(Recorded data)
- - - -

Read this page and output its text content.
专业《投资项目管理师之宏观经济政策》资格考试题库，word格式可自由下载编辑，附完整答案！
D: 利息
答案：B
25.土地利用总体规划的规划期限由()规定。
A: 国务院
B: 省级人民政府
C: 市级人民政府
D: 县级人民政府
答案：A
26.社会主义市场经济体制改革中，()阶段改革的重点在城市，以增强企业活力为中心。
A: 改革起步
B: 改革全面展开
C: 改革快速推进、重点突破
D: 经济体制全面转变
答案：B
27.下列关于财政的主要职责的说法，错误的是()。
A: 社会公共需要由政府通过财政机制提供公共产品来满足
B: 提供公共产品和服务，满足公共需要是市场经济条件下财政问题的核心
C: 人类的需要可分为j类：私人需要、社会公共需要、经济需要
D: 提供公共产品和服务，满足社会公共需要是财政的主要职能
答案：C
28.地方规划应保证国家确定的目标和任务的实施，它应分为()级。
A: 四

- - - -

Out of the material above, gather each line where "提供公共产品和服务" appears.

> _ANSWER_:
B: 提供公共产品和服务，满足公共需要是市场经济条件下财政问题的核心
D: 提供公共产品和服务，满足社会公共需要是财政的主要职能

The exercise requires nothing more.